• [TASK DESCRIPTION]
Tally the lines below that contain the word "onset", and give only that number.

** start DATASET RECORDS **

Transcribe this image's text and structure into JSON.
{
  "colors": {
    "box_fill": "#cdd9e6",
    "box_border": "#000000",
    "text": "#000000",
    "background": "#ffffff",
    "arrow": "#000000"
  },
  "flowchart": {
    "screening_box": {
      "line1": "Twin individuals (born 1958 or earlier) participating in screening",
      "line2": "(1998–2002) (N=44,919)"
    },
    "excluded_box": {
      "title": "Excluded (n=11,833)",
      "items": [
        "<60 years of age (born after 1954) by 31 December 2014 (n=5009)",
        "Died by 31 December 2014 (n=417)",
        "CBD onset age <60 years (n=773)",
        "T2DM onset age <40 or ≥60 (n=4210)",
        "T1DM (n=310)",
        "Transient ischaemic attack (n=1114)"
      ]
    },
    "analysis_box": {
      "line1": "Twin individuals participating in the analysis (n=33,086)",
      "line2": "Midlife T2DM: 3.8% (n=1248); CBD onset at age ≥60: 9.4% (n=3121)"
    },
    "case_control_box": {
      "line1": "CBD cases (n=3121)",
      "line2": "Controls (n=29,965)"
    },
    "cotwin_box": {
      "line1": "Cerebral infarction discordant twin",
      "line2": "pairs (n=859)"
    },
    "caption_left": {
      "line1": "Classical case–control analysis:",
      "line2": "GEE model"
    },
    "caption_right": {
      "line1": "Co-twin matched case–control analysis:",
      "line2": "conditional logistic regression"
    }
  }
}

** end DATASET RECORDS **

• [EXERCISE ANSWER]
3